------ EXERCISE DATA ------

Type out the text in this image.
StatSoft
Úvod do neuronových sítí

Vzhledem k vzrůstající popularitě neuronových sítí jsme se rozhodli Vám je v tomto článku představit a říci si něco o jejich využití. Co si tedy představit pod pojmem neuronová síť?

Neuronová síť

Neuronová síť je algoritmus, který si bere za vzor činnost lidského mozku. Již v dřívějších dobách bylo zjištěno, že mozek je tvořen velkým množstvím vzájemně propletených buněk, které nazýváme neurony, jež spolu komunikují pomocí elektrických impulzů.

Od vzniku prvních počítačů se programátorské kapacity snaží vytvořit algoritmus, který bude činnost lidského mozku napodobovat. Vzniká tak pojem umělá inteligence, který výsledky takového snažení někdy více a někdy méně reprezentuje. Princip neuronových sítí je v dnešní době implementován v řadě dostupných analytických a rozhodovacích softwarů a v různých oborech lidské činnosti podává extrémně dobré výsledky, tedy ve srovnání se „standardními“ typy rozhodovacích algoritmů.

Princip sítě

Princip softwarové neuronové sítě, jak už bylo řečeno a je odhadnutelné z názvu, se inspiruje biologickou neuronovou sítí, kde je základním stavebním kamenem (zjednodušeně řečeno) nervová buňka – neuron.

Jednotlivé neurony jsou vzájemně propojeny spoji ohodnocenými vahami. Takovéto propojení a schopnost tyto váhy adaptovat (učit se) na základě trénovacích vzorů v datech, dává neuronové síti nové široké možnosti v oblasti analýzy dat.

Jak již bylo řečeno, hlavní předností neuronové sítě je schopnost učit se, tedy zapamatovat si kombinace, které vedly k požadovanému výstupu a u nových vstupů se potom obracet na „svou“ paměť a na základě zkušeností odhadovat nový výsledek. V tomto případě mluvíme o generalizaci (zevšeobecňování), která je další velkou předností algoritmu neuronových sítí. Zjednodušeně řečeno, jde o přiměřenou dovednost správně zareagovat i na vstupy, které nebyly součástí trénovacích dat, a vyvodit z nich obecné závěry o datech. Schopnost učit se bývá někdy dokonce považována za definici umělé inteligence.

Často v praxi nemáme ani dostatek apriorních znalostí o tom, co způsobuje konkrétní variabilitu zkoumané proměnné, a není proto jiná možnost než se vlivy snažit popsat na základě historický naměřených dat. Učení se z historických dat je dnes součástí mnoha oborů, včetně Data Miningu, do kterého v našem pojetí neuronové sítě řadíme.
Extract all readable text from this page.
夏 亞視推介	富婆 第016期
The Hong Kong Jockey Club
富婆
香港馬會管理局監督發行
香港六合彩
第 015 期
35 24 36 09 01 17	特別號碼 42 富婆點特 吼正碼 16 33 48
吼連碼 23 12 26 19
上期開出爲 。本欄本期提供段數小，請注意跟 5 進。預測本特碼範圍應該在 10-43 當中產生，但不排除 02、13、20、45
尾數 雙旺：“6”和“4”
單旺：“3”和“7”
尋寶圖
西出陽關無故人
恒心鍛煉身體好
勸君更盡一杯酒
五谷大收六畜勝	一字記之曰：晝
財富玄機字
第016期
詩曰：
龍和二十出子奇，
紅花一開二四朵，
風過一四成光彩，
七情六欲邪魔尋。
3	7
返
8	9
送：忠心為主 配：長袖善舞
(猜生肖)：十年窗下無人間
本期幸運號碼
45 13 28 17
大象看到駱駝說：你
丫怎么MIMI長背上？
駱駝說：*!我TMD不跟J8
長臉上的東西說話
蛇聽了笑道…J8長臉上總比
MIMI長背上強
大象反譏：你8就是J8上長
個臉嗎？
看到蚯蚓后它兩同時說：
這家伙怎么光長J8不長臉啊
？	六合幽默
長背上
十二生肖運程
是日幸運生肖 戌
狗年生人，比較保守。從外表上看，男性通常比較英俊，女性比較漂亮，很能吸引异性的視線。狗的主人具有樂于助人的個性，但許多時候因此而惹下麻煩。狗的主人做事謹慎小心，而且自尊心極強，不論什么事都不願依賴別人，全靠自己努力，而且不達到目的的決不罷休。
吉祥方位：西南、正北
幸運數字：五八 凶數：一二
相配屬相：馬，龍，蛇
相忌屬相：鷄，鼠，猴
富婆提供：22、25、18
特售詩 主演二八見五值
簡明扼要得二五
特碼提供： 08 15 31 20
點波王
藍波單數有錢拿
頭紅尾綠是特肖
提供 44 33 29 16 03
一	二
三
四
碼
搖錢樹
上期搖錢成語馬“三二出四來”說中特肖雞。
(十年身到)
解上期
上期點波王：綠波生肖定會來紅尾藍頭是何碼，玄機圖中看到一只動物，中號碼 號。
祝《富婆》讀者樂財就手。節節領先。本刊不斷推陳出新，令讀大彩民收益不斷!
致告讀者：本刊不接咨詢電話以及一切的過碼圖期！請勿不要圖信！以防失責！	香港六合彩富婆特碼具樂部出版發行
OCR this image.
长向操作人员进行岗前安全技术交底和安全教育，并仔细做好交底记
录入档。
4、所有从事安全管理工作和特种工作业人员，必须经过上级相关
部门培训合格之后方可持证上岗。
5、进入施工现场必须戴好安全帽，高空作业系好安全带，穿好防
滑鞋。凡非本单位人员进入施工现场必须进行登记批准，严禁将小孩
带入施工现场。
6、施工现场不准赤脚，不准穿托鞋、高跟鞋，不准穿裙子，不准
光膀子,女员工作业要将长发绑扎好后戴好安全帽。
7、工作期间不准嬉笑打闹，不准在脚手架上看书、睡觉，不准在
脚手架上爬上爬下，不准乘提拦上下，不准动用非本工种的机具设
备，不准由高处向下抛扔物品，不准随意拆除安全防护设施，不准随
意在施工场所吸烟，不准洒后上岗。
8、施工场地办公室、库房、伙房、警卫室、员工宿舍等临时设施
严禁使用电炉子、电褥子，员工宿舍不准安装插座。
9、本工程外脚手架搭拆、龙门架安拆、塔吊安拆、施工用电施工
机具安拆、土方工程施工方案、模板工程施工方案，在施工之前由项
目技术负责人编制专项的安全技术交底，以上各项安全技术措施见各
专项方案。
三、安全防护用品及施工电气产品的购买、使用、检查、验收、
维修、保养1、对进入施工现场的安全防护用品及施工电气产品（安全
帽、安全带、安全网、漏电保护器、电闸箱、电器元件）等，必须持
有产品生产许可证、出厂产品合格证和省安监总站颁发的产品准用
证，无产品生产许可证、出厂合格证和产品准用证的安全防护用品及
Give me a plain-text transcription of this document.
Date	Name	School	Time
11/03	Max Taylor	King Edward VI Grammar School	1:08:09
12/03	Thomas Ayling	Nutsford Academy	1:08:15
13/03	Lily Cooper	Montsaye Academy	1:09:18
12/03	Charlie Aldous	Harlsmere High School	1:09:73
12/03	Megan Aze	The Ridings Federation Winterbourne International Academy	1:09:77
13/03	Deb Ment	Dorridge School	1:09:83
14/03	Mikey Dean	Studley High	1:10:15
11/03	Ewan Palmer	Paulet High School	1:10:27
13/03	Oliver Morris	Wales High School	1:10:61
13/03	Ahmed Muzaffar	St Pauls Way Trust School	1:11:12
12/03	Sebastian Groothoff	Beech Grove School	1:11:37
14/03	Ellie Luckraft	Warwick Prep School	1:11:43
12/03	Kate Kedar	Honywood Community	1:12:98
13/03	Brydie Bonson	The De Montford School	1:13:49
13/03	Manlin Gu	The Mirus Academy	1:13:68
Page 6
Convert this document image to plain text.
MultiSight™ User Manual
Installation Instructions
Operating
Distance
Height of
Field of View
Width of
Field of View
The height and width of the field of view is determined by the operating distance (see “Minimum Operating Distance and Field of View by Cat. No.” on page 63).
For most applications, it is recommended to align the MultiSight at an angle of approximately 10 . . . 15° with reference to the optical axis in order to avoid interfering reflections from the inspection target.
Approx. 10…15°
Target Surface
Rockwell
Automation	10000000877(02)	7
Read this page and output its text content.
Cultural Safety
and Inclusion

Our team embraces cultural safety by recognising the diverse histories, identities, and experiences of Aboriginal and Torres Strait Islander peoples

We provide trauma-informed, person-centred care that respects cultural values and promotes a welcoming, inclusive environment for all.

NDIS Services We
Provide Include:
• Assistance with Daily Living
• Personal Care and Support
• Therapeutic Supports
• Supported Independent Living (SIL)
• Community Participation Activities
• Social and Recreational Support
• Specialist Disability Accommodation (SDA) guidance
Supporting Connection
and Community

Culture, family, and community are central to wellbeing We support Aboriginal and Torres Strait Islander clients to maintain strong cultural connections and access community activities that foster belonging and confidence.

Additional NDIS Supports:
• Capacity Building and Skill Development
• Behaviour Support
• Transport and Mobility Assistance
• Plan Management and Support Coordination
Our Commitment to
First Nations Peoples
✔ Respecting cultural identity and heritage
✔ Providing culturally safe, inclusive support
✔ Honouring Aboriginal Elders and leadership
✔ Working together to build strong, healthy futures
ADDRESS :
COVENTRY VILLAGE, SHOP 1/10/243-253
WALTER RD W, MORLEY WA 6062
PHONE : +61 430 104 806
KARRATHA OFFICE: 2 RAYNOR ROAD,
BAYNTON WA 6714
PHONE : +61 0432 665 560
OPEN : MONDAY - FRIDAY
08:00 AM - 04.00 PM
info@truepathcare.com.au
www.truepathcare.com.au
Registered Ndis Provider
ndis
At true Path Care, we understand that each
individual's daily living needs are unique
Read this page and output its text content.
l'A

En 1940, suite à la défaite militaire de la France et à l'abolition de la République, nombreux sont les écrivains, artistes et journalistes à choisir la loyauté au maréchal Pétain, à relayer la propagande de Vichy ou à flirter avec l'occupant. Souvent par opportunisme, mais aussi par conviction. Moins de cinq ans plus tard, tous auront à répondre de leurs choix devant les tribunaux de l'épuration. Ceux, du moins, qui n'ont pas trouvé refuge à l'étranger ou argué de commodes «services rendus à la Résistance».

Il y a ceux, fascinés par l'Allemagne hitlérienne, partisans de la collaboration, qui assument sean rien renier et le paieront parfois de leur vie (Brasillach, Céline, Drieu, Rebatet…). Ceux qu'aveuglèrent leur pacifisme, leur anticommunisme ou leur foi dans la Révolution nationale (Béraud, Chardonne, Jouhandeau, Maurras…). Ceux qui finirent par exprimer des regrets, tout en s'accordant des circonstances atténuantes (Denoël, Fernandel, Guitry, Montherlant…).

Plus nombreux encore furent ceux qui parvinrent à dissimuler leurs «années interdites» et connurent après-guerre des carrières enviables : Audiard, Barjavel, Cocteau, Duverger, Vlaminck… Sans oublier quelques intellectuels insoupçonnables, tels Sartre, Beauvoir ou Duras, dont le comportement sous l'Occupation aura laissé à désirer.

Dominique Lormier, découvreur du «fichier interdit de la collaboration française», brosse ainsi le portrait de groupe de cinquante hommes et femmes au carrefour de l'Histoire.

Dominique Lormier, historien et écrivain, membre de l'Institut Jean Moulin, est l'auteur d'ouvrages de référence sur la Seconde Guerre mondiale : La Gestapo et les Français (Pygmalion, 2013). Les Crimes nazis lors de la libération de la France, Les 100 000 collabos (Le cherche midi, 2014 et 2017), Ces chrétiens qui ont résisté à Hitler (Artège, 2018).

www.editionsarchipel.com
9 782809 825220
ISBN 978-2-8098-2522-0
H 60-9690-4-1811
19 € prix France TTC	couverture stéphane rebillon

------

■ **WHAT TO PRODUCE**
Copy in full each line that holds the word "collaboration".

■ **RESULT FOR THIS TASK**
Il y a ceux, fascinés par l'Allemagne hitlérienne, partisans de la collaboration, qui assument sean rien renier et le paieront parfois de leur vie (Brasillach, Céline, Drieu, Rebatet…). Ceux qu'aveuglèrent leur pacifisme, leur anticommunisme ou leur foi dans la Révolution nationale (Béraud, Chardonne, Jouhandeau, Maurras…). Ceux qui finirent par exprimer des regrets, tout en s'accordant des circonstances atténuantes (Denoël, Fernandel, Guitry, Montherlant…).
Dominique Lormier, découvreur du «fichier interdit de la collaboration française», brosse ainsi le portrait de groupe de cinquante hommes et femmes au carrefour de l'Histoire.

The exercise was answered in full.